*Entries from a visual dataset*.
——————

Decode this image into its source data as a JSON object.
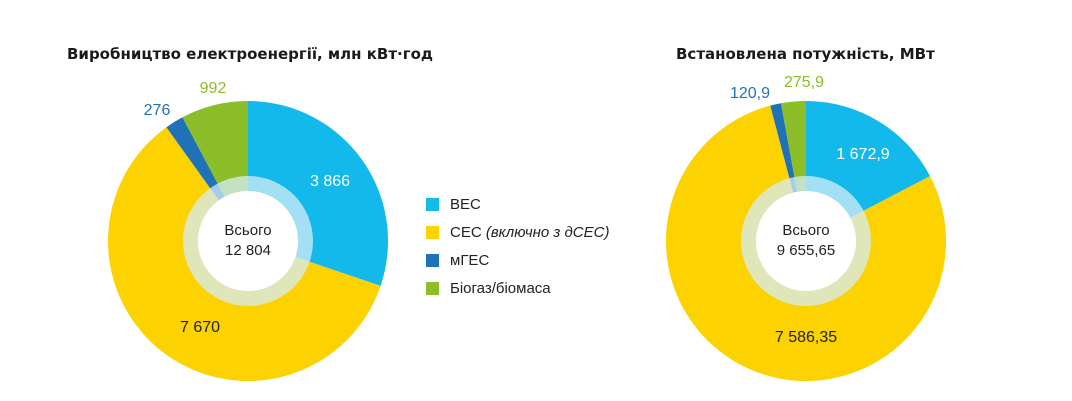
{
  "colors": {
    "ves": "#12b9ea",
    "ses": "#fcd200",
    "mges": "#1f72b8",
    "bio": "#8cbe2a",
    "center_ring": "#d6eef8",
    "label_dark": "#222222",
    "label_light": "#ffffff"
  },
  "legend": {
    "items": [
      {
        "label": "ВЕС",
        "color_key": "ves"
      },
      {
        "label": "СЕС ",
        "label_italic": "(включно з дСЕС)",
        "color_key": "ses"
      },
      {
        "label": "мГЕС",
        "color_key": "mges"
      },
      {
        "label": "Біогаз/біомаса",
        "color_key": "bio"
      }
    ]
  },
  "chart_data": [
    {
      "type": "pie",
      "title": "Виробництво електроенергії, млн кВт·год",
      "center_label": "Всього",
      "center_value": "12 804",
      "categories": [
        "ВЕС",
        "СЕС (включно з дСЕС)",
        "мГЕС",
        "Біогаз/біомаса"
      ],
      "values": [
        3866,
        7670,
        276,
        992
      ],
      "value_labels": [
        "3 866",
        "7 670",
        "276",
        "992"
      ]
    },
    {
      "type": "pie",
      "title": "Встановлена потужність, МВт",
      "center_label": "Всього",
      "center_value": "9 655,65",
      "categories": [
        "ВЕС",
        "СЕС (включно з дСЕС)",
        "мГЕС",
        "Біогаз/біомаса"
      ],
      "values": [
        1672.9,
        7586.35,
        120.9,
        275.9
      ],
      "value_labels": [
        "1 672,9",
        "7 586,35",
        "120,9",
        "275,9"
      ]
    }
  ]
}
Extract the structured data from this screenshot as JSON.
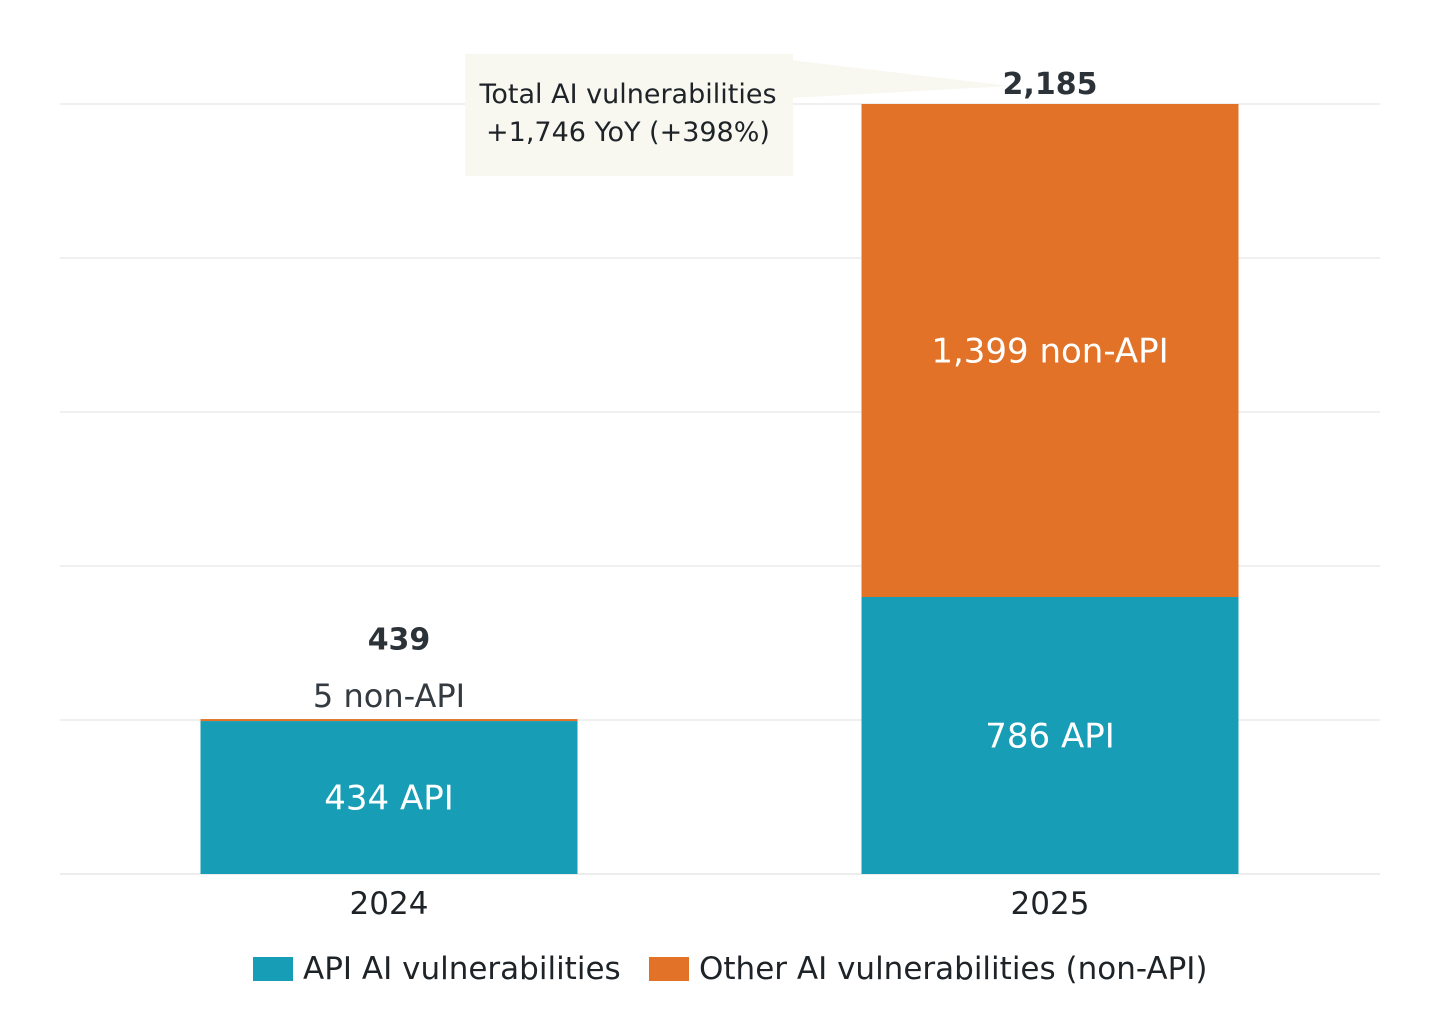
{
  "chart_data": {
    "type": "bar",
    "stacked": true,
    "categories": [
      "2024",
      "2025"
    ],
    "series": [
      {
        "name": "API AI vulnerabilities",
        "values": [
          434,
          786
        ],
        "color": "#189db6",
        "labels": [
          "434 API",
          "786 API"
        ]
      },
      {
        "name": "Other AI vulnerabilities (non-API)",
        "values": [
          5,
          1399
        ],
        "color": "#e17228",
        "labels": [
          "5 non-API",
          "1,399 non-API"
        ]
      }
    ],
    "totals": [
      "439",
      "2,185"
    ],
    "annotation": {
      "lines": [
        "Total AI vulnerabilities",
        "+1,746 YoY (+398%)"
      ],
      "background": "#f8f7f0"
    },
    "ylim": [
      0,
      2500
    ],
    "grid": true,
    "legend": "bottom-center",
    "title": "",
    "xlabel": "",
    "ylabel": ""
  }
}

——————

*Set task*. Each line above is to be copied verbatim. Drop any image from the copy.

*Finished answer*.
Decode this image into its source data as a JSON object.
{
  "colors": {
    "ves": "#12b9ea",
    "ses": "#fcd200",
    "mges": "#1f72b8",
    "bio": "#8cbe2a",
    "center_ring": "#d6eef8",
    "label_dark": "#222222",
    "label_light": "#ffffff"
  },
  "legend": {
    "items": [
      {
        "label": "ВЕС",
        "color_key": "ves"
      },
      {
        "label": "СЕС ",
        "label_italic": "(включно з дСЕС)",
        "color_key": "ses"
      },
      {
        "label": "мГЕС",
        "color_key": "mges"
      },
      {
        "label": "Біогаз/біомаса",
        "color_key": "bio"
      }
    ]
  },
  "chart_data": [
    {
      "type": "pie",
      "title": "Виробництво електроенергії, млн кВт·год",
      "center_label": "Всього",
      "center_value": "12 804",
      "categories": [
        "ВЕС",
        "СЕС (включно з дСЕС)",
        "мГЕС",
        "Біогаз/біомаса"
      ],
      "values": [
        3866,
        7670,
        276,
        992
      ],
      "value_labels": [
        "3 866",
        "7 670",
        "276",
        "992"
      ]
    },
    {
      "type": "pie",
      "title": "Встановлена потужність, МВт",
      "center_label": "Всього",
      "center_value": "9 655,65",
      "categories": [
        "ВЕС",
        "СЕС (включно з дСЕС)",
        "мГЕС",
        "Біогаз/біомаса"
      ],
      "values": [
        1672.9,
        7586.35,
        120.9,
        275.9
      ],
      "value_labels": [
        "1 672,9",
        "7 586,35",
        "120,9",
        "275,9"
      ]
    }
  ]
}
Extract the structured data from this screenshot as JSON.
{
  "chart_data": {
    "type": "bar",
    "stacked": true,
    "categories": [
      "2024",
      "2025"
    ],
    "series": [
      {
        "name": "API AI vulnerabilities",
        "values": [
          434,
          786
        ],
        "color": "#189db6",
        "labels": [
          "434 API",
          "786 API"
        ]
      },
      {
        "name": "Other AI vulnerabilities (non-API)",
        "values": [
          5,
          1399
        ],
        "color": "#e17228",
        "labels": [
          "5 non-API",
          "1,399 non-API"
        ]
      }
    ],
    "totals": [
      "439",
      "2,185"
    ],
    "annotation": {
      "lines": [
        "Total AI vulnerabilities",
        "+1,746 YoY (+398%)"
      ],
      "background": "#f8f7f0"
    },
    "ylim": [
      0,
      2500
    ],
    "grid": true,
    "legend": "bottom-center",
    "title": "",
    "xlabel": "",
    "ylabel": ""
  }
}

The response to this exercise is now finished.